**What is expected:** Return all lines below containing the word "name".

**Data for the task:**
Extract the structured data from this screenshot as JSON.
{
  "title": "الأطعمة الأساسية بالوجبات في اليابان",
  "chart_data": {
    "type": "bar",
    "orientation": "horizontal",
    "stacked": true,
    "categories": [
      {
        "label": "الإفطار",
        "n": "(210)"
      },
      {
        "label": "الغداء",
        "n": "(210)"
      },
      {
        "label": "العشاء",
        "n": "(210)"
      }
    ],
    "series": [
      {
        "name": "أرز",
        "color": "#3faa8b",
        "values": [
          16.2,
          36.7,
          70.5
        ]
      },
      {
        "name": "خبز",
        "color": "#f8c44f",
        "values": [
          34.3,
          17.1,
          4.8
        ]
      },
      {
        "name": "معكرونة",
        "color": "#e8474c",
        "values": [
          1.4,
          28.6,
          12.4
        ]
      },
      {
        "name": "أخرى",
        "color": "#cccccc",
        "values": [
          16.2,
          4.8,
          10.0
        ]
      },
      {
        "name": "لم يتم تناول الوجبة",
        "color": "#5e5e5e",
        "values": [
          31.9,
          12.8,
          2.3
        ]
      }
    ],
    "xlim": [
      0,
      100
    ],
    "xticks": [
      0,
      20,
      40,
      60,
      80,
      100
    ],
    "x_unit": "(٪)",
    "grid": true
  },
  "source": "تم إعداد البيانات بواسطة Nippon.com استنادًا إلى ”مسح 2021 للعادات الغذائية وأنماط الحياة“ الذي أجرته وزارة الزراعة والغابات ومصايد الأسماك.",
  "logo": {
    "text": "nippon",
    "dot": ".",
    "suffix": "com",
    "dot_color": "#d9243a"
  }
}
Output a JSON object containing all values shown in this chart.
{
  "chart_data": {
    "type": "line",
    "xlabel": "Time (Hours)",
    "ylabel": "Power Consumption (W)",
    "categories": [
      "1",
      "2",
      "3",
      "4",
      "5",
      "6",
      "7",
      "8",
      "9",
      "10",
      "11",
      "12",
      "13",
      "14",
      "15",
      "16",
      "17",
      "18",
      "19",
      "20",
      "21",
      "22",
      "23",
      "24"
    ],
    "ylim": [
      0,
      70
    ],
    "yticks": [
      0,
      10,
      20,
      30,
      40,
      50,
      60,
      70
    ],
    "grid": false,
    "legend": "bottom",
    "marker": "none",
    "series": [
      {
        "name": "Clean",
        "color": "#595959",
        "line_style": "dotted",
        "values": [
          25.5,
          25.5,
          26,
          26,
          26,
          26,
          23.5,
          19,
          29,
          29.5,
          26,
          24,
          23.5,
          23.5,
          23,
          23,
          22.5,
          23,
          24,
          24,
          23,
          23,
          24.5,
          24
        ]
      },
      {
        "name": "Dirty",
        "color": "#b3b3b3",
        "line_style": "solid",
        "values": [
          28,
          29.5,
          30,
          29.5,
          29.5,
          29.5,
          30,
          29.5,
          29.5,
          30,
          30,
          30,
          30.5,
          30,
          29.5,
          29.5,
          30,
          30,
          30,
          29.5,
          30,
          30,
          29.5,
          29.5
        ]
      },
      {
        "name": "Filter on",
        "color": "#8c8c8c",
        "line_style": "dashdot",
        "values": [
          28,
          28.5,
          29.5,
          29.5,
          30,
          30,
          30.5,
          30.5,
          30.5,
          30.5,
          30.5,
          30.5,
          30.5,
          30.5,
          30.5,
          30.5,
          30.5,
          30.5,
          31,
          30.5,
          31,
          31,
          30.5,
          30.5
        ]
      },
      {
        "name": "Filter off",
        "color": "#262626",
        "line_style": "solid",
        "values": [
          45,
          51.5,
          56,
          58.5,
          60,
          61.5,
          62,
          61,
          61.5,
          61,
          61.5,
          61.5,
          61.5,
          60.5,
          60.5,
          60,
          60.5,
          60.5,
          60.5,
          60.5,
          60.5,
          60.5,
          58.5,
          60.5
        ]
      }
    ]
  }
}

**Response to the exercise:**
        "name": "أرز",
        "name": "خبز",
        "name": "معكرونة",
        "name": "أخرى",
        "name": "لم يتم تناول الوجبة",
        "name": "Clean",
        "name": "Dirty",
        "name": "Filter on",
        "name": "Filter off",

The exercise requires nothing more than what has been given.